Stored data:
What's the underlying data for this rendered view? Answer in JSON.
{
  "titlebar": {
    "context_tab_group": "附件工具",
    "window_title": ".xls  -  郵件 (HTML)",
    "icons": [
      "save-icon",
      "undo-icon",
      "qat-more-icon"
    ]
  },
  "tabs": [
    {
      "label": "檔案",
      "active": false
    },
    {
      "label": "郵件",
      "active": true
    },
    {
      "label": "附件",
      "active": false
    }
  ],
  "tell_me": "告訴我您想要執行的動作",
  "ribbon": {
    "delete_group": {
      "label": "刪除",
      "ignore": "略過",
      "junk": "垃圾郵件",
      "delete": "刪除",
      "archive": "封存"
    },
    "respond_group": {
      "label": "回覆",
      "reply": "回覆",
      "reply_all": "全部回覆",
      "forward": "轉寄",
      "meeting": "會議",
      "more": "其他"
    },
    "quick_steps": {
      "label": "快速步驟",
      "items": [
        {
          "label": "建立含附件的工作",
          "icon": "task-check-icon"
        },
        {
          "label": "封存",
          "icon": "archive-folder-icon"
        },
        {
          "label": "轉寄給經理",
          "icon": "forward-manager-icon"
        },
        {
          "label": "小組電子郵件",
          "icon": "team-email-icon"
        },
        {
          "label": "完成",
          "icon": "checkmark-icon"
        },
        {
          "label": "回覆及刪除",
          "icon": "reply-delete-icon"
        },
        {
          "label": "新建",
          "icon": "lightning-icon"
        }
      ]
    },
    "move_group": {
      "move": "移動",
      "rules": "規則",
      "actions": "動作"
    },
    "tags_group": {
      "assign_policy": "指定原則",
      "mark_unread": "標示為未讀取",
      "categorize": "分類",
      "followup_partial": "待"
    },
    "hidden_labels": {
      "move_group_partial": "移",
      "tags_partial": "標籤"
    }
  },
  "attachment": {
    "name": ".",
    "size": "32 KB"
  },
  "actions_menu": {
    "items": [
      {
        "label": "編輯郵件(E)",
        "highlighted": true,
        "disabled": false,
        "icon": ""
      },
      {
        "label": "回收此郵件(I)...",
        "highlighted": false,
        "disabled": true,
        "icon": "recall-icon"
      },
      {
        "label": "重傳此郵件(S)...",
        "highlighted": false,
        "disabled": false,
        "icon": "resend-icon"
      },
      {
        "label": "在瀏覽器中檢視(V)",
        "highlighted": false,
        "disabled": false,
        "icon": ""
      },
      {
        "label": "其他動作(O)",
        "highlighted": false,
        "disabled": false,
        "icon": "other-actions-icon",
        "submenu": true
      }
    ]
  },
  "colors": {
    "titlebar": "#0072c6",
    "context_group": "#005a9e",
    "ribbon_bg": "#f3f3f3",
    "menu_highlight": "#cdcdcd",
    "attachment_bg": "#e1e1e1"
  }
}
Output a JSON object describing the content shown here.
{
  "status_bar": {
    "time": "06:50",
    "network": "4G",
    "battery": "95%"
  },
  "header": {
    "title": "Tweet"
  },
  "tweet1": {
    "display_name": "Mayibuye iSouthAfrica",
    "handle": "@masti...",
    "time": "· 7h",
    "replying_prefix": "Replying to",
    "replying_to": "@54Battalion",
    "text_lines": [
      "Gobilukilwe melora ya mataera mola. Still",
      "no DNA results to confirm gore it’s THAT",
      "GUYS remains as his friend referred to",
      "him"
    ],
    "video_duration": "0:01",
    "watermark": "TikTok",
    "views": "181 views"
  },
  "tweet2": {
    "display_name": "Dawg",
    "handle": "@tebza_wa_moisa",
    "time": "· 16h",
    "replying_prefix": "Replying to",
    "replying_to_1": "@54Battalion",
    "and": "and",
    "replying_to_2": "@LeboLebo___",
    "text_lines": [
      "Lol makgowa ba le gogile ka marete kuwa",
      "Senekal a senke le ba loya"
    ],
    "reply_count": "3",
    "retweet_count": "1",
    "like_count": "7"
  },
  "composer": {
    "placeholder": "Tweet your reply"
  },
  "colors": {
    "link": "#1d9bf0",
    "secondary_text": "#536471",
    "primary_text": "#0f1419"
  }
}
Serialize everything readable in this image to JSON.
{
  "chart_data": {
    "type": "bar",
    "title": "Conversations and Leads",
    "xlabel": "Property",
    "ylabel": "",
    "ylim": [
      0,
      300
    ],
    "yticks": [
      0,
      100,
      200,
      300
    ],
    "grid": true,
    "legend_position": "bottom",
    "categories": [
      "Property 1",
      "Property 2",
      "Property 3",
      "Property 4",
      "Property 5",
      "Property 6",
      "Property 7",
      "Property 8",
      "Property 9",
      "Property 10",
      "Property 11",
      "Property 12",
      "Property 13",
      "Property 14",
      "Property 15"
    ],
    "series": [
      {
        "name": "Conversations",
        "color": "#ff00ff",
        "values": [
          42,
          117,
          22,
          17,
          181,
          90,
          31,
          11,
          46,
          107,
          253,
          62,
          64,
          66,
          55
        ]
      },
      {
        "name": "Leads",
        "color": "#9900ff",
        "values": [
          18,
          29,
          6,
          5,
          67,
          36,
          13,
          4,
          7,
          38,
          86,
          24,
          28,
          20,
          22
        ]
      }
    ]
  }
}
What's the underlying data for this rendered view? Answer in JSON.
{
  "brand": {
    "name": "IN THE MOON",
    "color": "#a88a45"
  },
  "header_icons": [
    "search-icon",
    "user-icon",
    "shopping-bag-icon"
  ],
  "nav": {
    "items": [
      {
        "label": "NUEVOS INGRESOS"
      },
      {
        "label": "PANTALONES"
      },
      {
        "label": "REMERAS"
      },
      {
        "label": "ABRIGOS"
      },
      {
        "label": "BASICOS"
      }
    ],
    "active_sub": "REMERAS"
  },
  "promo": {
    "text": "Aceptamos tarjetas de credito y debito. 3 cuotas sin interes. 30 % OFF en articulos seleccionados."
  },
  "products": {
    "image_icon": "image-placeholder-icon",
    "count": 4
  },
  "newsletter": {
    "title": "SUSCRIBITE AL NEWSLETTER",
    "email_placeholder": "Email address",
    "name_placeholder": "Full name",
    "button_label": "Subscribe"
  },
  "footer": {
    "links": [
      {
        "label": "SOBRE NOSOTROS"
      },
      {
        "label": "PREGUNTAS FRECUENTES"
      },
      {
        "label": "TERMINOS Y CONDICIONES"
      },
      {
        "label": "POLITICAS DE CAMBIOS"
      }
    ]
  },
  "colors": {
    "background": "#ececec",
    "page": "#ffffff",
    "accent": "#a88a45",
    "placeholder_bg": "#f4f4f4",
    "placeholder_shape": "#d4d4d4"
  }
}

▸ **Given exercise**
Report how many lines of the records above contain the word "Conversations", and give only that number.

▸ **Result of the exercise**
2